## Problem
Locate each line with the string "some" in the listing below and copy it.

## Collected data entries
───

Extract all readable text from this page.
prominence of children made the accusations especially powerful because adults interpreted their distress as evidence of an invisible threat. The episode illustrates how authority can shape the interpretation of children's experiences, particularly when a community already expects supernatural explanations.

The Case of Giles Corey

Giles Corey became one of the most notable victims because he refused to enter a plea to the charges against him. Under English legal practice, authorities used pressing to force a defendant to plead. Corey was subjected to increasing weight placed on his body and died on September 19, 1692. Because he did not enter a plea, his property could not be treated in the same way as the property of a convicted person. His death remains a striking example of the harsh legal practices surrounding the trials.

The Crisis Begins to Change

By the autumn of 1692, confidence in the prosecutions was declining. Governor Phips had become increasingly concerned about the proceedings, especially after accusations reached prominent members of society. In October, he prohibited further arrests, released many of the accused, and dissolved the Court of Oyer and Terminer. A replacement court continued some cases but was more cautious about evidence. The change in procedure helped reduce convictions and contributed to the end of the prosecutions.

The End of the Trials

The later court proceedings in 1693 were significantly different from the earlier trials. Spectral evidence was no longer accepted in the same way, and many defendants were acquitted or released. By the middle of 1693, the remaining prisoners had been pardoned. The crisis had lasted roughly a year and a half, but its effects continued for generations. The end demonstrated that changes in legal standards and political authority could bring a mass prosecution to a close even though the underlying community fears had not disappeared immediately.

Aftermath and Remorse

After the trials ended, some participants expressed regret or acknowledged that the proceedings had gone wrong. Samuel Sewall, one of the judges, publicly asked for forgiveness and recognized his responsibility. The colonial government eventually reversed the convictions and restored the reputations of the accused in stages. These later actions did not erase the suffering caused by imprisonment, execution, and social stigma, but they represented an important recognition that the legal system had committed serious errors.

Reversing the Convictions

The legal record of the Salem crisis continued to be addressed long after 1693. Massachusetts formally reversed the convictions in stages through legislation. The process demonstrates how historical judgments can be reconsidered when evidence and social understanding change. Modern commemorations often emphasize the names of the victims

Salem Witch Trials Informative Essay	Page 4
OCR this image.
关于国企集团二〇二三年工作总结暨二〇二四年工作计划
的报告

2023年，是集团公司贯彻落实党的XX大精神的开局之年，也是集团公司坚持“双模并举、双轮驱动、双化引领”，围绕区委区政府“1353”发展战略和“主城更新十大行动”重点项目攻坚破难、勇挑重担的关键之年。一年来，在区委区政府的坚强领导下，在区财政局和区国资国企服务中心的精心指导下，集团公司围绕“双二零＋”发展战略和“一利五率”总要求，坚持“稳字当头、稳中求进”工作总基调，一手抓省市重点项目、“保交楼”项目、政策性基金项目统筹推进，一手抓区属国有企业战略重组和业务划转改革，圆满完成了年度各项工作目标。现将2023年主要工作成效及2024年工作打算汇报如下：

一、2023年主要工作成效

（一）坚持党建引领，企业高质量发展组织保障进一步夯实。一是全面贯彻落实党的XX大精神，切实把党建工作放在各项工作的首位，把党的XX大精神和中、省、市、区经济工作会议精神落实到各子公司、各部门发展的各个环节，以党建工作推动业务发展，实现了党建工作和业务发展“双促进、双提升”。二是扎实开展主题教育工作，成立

───

## Full output
By the autumn of 1692, confidence in the prosecutions was declining. Governor Phips had become increasingly concerned about the proceedings, especially after accusations reached prominent members of society. In October, he prohibited further arrests, released many of the accused, and dissolved the Court of Oyer and Terminer. A replacement court continued some cases but was more cautious about evidence. The change in procedure helped reduce convictions and contributed to the end of the prosecutions.
After the trials ended, some participants expressed regret or acknowledged that the proceedings had gone wrong. Samuel Sewall, one of the judges, publicly asked for forgiveness and recognized his responsibility. The colonial government eventually reversed the convictions and restored the reputations of the accused in stages. These later actions did not erase the suffering caused by imprisonment, execution, and social stigma, but they represented an important recognition that the legal system had committed serious errors.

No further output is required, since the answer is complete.